* **Что сделать**
**a)** Кто, согласно фрагменту о бунте в колонии, на самом деле сломал станок?
**b)** Переведите на английский предложение из фрагмента о бунте в колонии: «Мы прапорщика уволили, руководство колонии тоже наказали.»
**c)** Допишите фрагмент о бунтах в колонии и СИЗО, продолжив его сразу после последнего предложения.

* **Фрагмент документа**
============================================================
Приезжаю. Колония окружена милицией, солдатами внутренних войск. Вот-вот начнется мясорубка. Надо, думаю, попытаться по-человечески разобраться. Приказываю открыть ворота и иду во двор к бунтовщикам. Без оружия. У них в руках — железные прутья, заточки, ножи… Представляюсь: генерал такой-то, давайте спокойно разберемся в кабинете. Выберите для переговоров десять человек..
В кабинет начальника колонии нам принесли чай, бутерброды. Но разговор получился не сразу. Несколько зэков пытались меня на арапа брать, кричали. Я сумел перевести дискуссию в спокойное русло. И выяснил, что станок сломали не заключенные, а прапорщик-контролер, решивший устроить своим подопечным «подлянку». Мы прапорщика уволили, руководство колонии тоже наказали. Заключенные успокоились, благодарили меня.
Уже в годы перестройки взбунтовались заключенные СИЗО в Днепропетровске. Кстати, этот изолятор находился на улице Чичерина, где я жил в юности и во дворе восстанавливал старый мотоцикл «Харлей». Потом катал на нем мою Аллочку, с которой вскоре поженились.
============================================================
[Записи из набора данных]
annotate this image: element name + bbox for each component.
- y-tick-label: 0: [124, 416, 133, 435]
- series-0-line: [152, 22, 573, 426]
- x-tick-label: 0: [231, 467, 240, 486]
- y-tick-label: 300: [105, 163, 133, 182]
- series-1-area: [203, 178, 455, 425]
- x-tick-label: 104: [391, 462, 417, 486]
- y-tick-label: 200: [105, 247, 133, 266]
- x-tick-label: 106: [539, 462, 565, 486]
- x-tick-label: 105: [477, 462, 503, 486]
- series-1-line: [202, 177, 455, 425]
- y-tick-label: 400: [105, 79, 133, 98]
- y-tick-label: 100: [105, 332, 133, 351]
============================================================
* **Ответы по заданиям**
**a)** Прапорщик-контролер, решивший устроить своим подопечным «подлянку».

**b)** We dismissed the warrant officer and punished the colony's management as well.

**c)**
В одной из камер сидели восемь девушек-малолеток и одна совершеннолетняя. Поздно вечером они слишком шумно себя вели, на замечания контролеров не реагировали. Дежурный наряд решил провести в камере досмотр: проверить, нет ли спиртного, других запрещенных продуктов. Одна девочка попыталась сорвать у контролера погон, двое других выскочили в коридор и начали кричать, что их избивают.
Постепенно взбунтовался весь СИЗО. Из камер сумели выйти даже все 15 смертников! Они-то и возглавили бунт. Заключенные разгромили медсанчасть, наелись там медпрепаратов, среди которых были и наркосодержащие, взяли в заложники шестерых контролеров, врача и медсестру. Начались изнасилования, разбой. На хозяйственном дворе смертники развлекались тем, что отрубали свиньям ноги и пинками заставляли бедных животных ползти наперегонки. Человек двести заключенных, вооруженных ломами, железными прутьями, лопатами и топорами, пытались выйти на улицу, начали штурмовать ворота…
Мы ничего не знали о судьбе заложников. Среди местных руководителей нашлись советчики, предлагавшие мне установить на крышах пулеметы и перебить смертников. Дескать, все равно приговорены. А если вырвутся в город, еще бед натворят. «Что вы два дня совещаетесь — стрелять надо!» — кричал мне председатель исполкома горсовета Валерий Пустовойтенко. А я ему: «Не вмешивайся, Валерий Павлович. Ты знаешь, что пули рикошетом иногда летают?»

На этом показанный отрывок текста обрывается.